**EXTRAIT DU DOCUMENT**
★ ★ ★ ★ ★ ★ ★
Le modèle de l’Homo divinus ne répondra pas davantage aux questions théologiques que l’on se pose que ne le fait le modèle « qui raconte une nouvelle fois ». Par exemple, quelle était la destinée éternelle de ceux qui ont vécu avant Adam et Eve ? La réponse est que nous n’en avons  vraiment aucune idée. Mais nous avons l’assurance avec Abraham que notre Dieu est un juste juge (Genèse 18 :25). Heureusement pour nous, nous ne sommes pas appelé à juger la terre entière, et nous pouvons nous abandonner avec confiance entre les mains de celui qui juge avec justice (1 Pierre 2 :23).

Les questions soulevées à propos de ceux qui vivaient avant Adam et Eve ne sont pas différentes d’autres questions du même genre. Par exemple, quelle était la destinée éternelle de ceux qui ont vécu en Australie au moment où la loi a été donnée à Moïse sur le Mont Sinaï ? Là encore, nous n’en avons pas la moindre idée, et encore une fois, nous nous en remettons au juste jugement de Dieu. Les chrétiens qui perdent du temps en spéculant sur de tels problèmes pourraient bien donner l’impression qu’ils pensent être les juges de la destinée du monde, oubliant que cette prérogative est celle de Dieu seul.
★ ★ ★ ★ ★ ★ ★
**DONNÉES FOURNIES**
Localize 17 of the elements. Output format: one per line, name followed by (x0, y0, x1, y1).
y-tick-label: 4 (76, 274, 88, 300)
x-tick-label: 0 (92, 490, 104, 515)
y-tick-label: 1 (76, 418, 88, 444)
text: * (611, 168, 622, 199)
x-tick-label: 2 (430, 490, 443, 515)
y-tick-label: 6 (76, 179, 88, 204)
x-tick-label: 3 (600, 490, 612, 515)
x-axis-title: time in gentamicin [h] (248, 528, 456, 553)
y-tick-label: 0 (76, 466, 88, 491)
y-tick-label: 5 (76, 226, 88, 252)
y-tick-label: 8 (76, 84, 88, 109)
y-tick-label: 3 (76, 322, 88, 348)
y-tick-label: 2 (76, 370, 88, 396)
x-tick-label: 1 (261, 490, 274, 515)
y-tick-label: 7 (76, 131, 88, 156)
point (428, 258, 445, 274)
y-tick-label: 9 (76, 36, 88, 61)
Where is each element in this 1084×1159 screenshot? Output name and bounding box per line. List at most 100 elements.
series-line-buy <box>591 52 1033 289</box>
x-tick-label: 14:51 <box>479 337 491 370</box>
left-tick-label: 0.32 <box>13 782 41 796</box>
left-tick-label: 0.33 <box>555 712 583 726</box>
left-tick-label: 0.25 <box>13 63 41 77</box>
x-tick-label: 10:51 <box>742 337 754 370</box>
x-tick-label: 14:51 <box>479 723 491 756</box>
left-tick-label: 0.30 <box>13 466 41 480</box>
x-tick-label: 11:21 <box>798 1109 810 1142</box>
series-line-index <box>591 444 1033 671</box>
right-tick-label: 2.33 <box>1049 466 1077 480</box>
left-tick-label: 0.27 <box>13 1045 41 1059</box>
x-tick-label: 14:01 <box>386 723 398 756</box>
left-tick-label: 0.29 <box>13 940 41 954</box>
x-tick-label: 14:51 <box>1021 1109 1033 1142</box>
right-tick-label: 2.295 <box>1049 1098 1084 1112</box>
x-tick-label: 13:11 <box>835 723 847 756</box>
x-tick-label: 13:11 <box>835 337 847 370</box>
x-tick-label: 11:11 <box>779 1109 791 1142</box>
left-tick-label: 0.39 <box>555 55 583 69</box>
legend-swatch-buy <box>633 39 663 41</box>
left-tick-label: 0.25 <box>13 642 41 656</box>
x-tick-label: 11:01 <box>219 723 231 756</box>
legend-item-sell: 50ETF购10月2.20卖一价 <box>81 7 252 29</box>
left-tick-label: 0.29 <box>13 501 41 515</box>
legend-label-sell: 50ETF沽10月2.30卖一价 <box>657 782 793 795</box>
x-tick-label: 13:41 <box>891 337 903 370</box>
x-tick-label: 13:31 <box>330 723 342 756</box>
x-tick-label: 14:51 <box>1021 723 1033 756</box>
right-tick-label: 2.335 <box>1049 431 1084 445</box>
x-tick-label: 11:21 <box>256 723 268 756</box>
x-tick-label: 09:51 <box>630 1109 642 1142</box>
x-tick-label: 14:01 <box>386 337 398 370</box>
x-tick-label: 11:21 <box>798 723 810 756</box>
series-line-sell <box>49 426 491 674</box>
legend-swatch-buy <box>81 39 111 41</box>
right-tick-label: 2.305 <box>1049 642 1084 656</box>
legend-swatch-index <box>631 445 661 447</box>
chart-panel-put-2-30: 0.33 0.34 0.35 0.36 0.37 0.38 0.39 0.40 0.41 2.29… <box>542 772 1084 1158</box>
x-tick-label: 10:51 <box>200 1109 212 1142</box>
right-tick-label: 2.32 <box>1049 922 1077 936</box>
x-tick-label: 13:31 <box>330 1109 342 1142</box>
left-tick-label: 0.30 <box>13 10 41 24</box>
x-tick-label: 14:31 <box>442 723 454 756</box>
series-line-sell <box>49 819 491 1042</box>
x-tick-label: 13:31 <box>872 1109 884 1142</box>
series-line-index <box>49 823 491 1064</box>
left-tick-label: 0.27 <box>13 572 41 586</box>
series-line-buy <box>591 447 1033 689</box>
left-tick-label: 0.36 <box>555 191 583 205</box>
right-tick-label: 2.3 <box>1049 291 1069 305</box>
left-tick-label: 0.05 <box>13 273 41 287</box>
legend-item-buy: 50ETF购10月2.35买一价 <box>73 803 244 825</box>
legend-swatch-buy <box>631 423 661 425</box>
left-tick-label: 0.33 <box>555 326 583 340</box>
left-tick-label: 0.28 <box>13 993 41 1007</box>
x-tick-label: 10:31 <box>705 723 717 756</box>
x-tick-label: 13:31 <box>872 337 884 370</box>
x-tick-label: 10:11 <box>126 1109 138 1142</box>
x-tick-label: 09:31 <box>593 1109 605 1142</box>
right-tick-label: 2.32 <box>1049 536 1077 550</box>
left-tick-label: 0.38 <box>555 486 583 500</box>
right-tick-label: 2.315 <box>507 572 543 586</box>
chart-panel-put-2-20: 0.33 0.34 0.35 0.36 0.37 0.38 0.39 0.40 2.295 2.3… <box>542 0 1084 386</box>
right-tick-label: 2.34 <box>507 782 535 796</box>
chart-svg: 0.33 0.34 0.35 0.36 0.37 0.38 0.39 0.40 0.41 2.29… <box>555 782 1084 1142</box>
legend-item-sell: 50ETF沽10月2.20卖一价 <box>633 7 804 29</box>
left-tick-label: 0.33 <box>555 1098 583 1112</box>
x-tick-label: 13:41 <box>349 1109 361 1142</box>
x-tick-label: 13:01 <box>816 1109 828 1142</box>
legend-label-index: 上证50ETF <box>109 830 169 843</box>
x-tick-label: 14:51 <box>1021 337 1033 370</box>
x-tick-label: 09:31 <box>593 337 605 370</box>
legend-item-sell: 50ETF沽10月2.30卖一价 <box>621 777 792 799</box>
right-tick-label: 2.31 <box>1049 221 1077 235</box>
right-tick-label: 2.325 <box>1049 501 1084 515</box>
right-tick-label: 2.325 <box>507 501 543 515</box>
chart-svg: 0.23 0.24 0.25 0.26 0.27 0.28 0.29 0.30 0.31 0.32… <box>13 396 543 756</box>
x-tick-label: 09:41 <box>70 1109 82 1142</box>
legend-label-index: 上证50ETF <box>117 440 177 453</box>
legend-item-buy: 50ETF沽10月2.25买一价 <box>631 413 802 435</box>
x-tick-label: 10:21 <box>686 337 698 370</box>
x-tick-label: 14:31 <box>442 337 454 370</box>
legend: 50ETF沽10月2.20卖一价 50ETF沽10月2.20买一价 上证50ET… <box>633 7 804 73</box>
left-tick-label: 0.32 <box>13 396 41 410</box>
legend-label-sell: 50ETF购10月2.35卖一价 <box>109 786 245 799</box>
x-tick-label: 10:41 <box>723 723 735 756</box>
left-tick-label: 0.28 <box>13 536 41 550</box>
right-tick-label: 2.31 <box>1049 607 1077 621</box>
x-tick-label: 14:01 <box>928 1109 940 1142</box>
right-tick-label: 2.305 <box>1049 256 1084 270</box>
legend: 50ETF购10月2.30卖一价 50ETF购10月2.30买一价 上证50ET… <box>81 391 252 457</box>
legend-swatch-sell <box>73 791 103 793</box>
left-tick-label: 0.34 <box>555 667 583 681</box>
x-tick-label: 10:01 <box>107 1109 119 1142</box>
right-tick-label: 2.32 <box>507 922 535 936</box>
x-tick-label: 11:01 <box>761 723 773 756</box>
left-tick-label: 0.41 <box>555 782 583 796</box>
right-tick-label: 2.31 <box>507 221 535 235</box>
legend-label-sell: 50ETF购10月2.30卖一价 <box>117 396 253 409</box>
★ ★ ★ ★ ★ ★ ★
**CONSIGNES**
**1.** Pour chacune des affirmations suivantes, dis si elle est conforme à l'extrait du document en répondant par oui ou non, et cite exactement les mots de l'extrait qui tranchent.
(a) Les chrétiens sont appelés à juger la terre entière.
(b) Avec Abraham, nous avons l'assurance que Dieu est un juste juge, selon Genèse 18 :25.
(c) L'extrait évoque ceux qui vivaient en Australie quand la loi a été donnée à Moïse sur le Mont Sinaï.
**2.** Dans les lignes de données, du début jusqu'à la ligne contenant « x-tick-label: 3 (600, 490, 612, 515) », incluse, remplace « y-tick-label » par « y-label ». Recopie seulement ces lignes, sans rien changer d'autre.

**CORRIGÉS**
**1.**
(a) Non : « nous ne sommes pas appelé à juger la terre entière »
(b) Oui : « nous avons l’assurance avec Abraham que notre Dieu est un juste juge (Genèse 18 :25) »
(c) Oui : « quelle était la destinée éternelle de ceux qui ont vécu en Australie au moment où la loi a été donnée à Moïse sur le Mont Sinaï ? »

**2.**
Localize 17 of the elements. Output format: one per line, name followed by (x0, y0, x1, y1).
y-label: 4 (76, 274, 88, 300)
x-tick-label: 0 (92, 490, 104, 515)
y-label: 1 (76, 418, 88, 444)
text: * (611, 168, 622, 199)
x-tick-label: 2 (430, 490, 443, 515)
y-label: 6 (76, 179, 88, 204)
x-tick-label: 3 (600, 490, 612, 515)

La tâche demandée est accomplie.